→ **Data entries**
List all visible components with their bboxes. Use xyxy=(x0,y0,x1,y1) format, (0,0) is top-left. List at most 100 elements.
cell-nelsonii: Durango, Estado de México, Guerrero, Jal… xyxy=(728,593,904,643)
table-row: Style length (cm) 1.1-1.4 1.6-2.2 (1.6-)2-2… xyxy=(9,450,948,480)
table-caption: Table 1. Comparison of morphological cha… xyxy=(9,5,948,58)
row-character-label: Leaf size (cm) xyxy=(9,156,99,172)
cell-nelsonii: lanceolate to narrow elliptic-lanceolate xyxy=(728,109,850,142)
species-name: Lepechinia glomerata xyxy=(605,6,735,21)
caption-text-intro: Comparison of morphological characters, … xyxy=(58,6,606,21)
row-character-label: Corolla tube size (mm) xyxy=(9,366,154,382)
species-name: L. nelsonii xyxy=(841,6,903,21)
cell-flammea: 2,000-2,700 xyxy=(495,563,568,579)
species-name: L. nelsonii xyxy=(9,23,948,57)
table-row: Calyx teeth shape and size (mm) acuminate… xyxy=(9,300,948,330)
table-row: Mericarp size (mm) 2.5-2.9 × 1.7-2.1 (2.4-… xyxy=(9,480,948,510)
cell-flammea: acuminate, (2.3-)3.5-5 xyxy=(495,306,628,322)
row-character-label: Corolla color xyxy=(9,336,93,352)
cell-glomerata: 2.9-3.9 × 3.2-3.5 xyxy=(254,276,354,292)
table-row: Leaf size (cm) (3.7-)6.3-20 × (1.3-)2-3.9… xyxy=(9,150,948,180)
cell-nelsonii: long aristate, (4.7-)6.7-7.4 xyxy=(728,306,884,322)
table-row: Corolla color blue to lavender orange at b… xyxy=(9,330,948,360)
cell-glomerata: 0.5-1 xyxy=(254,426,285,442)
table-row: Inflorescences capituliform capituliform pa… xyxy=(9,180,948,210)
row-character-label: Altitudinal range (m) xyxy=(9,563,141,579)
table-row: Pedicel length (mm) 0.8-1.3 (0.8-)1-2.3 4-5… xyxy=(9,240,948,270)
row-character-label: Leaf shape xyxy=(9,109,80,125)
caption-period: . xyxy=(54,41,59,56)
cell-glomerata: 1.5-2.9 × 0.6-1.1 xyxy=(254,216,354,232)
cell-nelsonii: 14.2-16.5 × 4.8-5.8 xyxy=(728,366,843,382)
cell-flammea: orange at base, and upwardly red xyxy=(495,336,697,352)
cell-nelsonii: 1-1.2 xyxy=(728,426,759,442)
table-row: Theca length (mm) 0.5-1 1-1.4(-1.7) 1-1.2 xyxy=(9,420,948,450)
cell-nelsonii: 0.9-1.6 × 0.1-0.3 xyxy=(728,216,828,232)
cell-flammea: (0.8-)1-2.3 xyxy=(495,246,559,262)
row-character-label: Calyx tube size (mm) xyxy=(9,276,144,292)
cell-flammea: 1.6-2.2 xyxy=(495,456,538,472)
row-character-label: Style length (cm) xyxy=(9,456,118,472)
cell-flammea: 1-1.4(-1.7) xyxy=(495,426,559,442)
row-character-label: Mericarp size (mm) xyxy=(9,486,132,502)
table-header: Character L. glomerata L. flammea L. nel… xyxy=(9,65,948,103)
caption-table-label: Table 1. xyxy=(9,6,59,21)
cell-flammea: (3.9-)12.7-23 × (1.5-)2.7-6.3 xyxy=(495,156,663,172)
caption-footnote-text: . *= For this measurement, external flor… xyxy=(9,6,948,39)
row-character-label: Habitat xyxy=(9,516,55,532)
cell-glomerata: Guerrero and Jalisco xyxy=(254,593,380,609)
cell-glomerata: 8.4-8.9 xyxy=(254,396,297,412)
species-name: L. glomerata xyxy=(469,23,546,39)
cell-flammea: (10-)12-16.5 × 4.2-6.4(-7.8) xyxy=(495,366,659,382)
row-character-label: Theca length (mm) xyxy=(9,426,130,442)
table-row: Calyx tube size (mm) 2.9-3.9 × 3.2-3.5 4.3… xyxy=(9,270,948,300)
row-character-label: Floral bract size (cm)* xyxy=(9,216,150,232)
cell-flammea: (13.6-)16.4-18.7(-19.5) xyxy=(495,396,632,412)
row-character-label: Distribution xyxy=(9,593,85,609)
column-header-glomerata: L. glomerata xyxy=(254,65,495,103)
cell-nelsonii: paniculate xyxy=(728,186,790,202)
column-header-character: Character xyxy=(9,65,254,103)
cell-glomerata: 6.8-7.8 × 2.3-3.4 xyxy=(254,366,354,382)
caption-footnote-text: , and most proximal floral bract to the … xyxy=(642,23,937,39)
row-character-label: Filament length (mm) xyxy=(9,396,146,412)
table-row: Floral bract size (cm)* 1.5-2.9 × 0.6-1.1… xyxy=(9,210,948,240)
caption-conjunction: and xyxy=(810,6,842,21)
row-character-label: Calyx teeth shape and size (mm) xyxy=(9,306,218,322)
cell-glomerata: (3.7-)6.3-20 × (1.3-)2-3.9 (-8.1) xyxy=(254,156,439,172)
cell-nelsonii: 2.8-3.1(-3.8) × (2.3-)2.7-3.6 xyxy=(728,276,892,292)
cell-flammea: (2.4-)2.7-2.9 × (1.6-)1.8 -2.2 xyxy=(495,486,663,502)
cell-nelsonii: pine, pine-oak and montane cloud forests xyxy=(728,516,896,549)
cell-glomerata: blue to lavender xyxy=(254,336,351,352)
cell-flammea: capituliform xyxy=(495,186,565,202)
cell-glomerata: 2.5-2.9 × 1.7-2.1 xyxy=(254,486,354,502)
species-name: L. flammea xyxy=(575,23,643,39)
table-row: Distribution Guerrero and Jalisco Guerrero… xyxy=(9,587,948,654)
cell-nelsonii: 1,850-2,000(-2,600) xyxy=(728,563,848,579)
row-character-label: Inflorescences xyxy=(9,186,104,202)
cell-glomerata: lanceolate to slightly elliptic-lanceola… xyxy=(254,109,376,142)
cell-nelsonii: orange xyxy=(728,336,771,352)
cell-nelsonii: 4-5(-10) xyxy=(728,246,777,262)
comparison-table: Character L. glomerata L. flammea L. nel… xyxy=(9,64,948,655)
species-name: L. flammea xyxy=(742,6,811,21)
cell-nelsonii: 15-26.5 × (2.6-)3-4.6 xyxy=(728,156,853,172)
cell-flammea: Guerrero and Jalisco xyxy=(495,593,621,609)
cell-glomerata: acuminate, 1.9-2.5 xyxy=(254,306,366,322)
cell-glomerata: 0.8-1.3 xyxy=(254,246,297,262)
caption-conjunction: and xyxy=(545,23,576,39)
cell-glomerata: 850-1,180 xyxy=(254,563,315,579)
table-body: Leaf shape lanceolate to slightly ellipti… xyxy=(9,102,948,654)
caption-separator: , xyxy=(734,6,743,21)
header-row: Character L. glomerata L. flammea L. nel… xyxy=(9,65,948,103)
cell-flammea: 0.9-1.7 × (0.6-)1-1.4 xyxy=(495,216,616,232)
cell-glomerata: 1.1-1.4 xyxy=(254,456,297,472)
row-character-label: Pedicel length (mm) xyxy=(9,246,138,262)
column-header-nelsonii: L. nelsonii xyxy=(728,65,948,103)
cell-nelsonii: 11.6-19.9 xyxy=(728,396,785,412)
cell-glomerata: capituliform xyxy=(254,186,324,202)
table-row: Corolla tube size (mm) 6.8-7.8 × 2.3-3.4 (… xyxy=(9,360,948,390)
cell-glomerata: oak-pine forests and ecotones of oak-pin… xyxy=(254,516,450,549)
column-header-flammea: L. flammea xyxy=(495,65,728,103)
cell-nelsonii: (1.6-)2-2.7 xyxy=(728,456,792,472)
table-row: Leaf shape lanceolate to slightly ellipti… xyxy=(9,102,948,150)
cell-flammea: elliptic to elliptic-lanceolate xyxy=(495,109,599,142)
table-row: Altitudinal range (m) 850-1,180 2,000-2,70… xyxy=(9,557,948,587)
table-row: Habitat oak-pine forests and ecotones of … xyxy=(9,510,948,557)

→ **What to work on**
Copy the lines word for word, from the first line up to and including the line with "cell-nelsonii: Durango, Estado".

→ **Final answer**
List all visible components with their bboxes. Use xyxy=(x0,y0,x1,y1) format, (0,0) is top-left. List at most 100 elements.
cell-nelsonii: Durango, Estado de México, Guerrero, Jal… xyxy=(728,593,904,643)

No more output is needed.